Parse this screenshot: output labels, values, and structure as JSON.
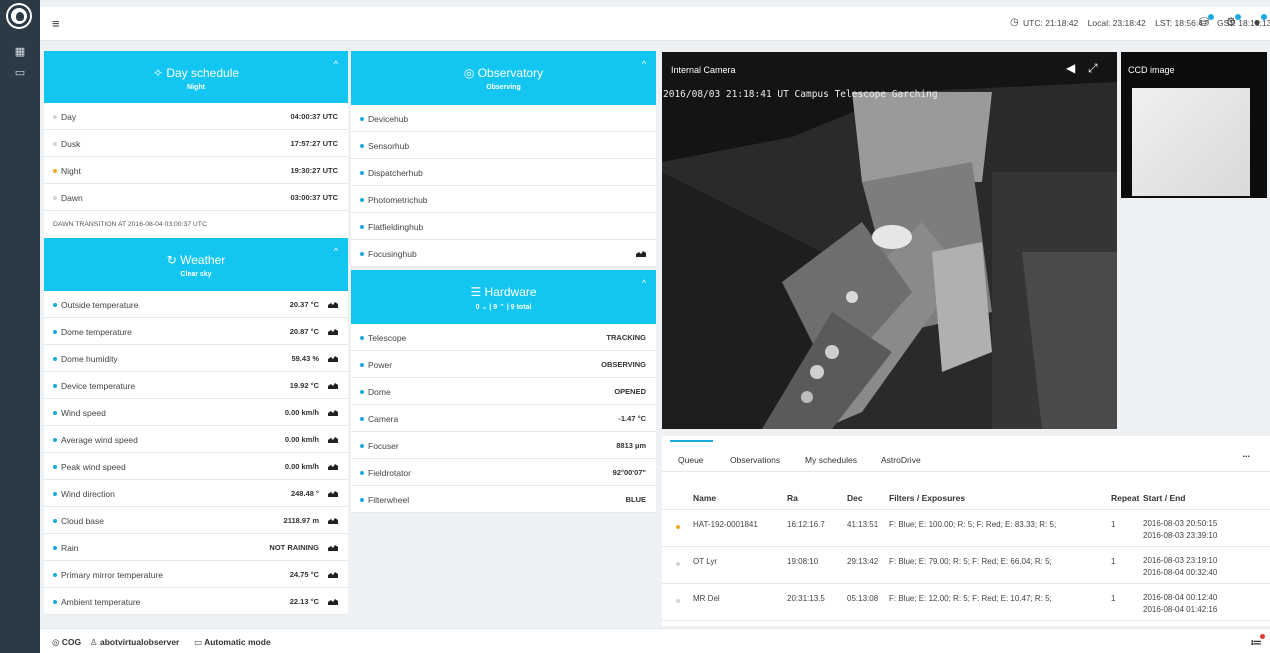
{
  "topbar": {
    "utc": "UTC: 21:18:42",
    "local": "Local: 23:18:42",
    "lst": "LST: 18:56:47",
    "gst": "GST: 18:10:13"
  },
  "day_schedule": {
    "title": "Day schedule",
    "subtitle": "Night",
    "rows": [
      {
        "label": "Day",
        "value": "04:00:37 UTC"
      },
      {
        "label": "Dusk",
        "value": "17:57:27 UTC"
      },
      {
        "label": "Night",
        "value": "19:30:27 UTC"
      },
      {
        "label": "Dawn",
        "value": "03:00:37 UTC"
      }
    ],
    "transition": "DAWN TRANSITION AT 2016-08-04 03:00:37 UTC"
  },
  "weather": {
    "title": "Weather",
    "subtitle": "Clear sky",
    "rows": [
      {
        "label": "Outside temperature",
        "value": "20.37 °C"
      },
      {
        "label": "Dome temperature",
        "value": "20.87 °C"
      },
      {
        "label": "Dome humidity",
        "value": "59.43 %"
      },
      {
        "label": "Device temperature",
        "value": "19.92 °C"
      },
      {
        "label": "Wind speed",
        "value": "0.00 km/h"
      },
      {
        "label": "Average wind speed",
        "value": "0.00 km/h"
      },
      {
        "label": "Peak wind speed",
        "value": "0.00 km/h"
      },
      {
        "label": "Wind direction",
        "value": "248.48 °"
      },
      {
        "label": "Cloud base",
        "value": "2118.97 m"
      },
      {
        "label": "Rain",
        "value": "NOT RAINING"
      },
      {
        "label": "Primary mirror temperature",
        "value": "24.75 °C"
      },
      {
        "label": "Ambient temperature",
        "value": "22.13 °C"
      }
    ]
  },
  "observatory": {
    "title": "Observatory",
    "subtitle": "Observing",
    "rows": [
      {
        "label": "Devicehub"
      },
      {
        "label": "Sensorhub"
      },
      {
        "label": "Dispatcherhub"
      },
      {
        "label": "Photometrichub"
      },
      {
        "label": "Flatfieldinghub"
      },
      {
        "label": "Focusinghub"
      }
    ]
  },
  "hardware": {
    "title": "Hardware",
    "subtitle": "0 ⌄ | 9 ⌃ | 9 total",
    "rows": [
      {
        "label": "Telescope",
        "value": "TRACKING"
      },
      {
        "label": "Power",
        "value": "OBSERVING"
      },
      {
        "label": "Dome",
        "value": "OPENED"
      },
      {
        "label": "Camera",
        "value": "-1.47 °C"
      },
      {
        "label": "Focuser",
        "value": "8813 µm"
      },
      {
        "label": "Fieldrotator",
        "value": "92°00'07\""
      },
      {
        "label": "Filterwheel",
        "value": "BLUE"
      }
    ]
  },
  "camera": {
    "title": "Internal Camera",
    "stamp": "2016/08/03 21:18:41 UT  Campus Telescope Garching"
  },
  "ccd": {
    "title": "CCD image"
  },
  "queue": {
    "tabs": [
      "Queue",
      "Observations",
      "My schedules",
      "AstroDrive"
    ],
    "more": "...",
    "headers": [
      "Name",
      "Ra",
      "Dec",
      "Filters / Exposures",
      "Repeat",
      "Start / End"
    ],
    "rows": [
      {
        "name": "HAT-192-0001841",
        "ra": "16:12:16.7",
        "dec": "41:13:51",
        "filters": "F: Blue; E: 100.00; R: 5; F: Red; E: 83.33; R: 5;",
        "repeat": "1",
        "start": "2016-08-03 20:50:15",
        "end": "2016-08-03 23:39:10"
      },
      {
        "name": "OT Lyr",
        "ra": "19:08:10",
        "dec": "29:13:42",
        "filters": "F: Blue; E: 79.00; R: 5; F: Red; E: 66.04; R: 5;",
        "repeat": "1",
        "start": "2016-08-03 23:19:10",
        "end": "2016-08-04 00:32:40"
      },
      {
        "name": "MR Del",
        "ra": "20:31:13.5",
        "dec": "05:13:08",
        "filters": "F: Blue; E: 12.00; R: 5; F: Red; E: 10.47; R: 5;",
        "repeat": "1",
        "start": "2016-08-04 00:12:40",
        "end": "2016-08-04 01:42:16"
      }
    ]
  },
  "bottombar": {
    "site": "COG",
    "user": "abotvirtualobserver",
    "mode": "Automatic mode"
  }
}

| Direction |
Reply with the number of lines in the preceding entries that contain "subtitle", and no other words.

| Task answer |
4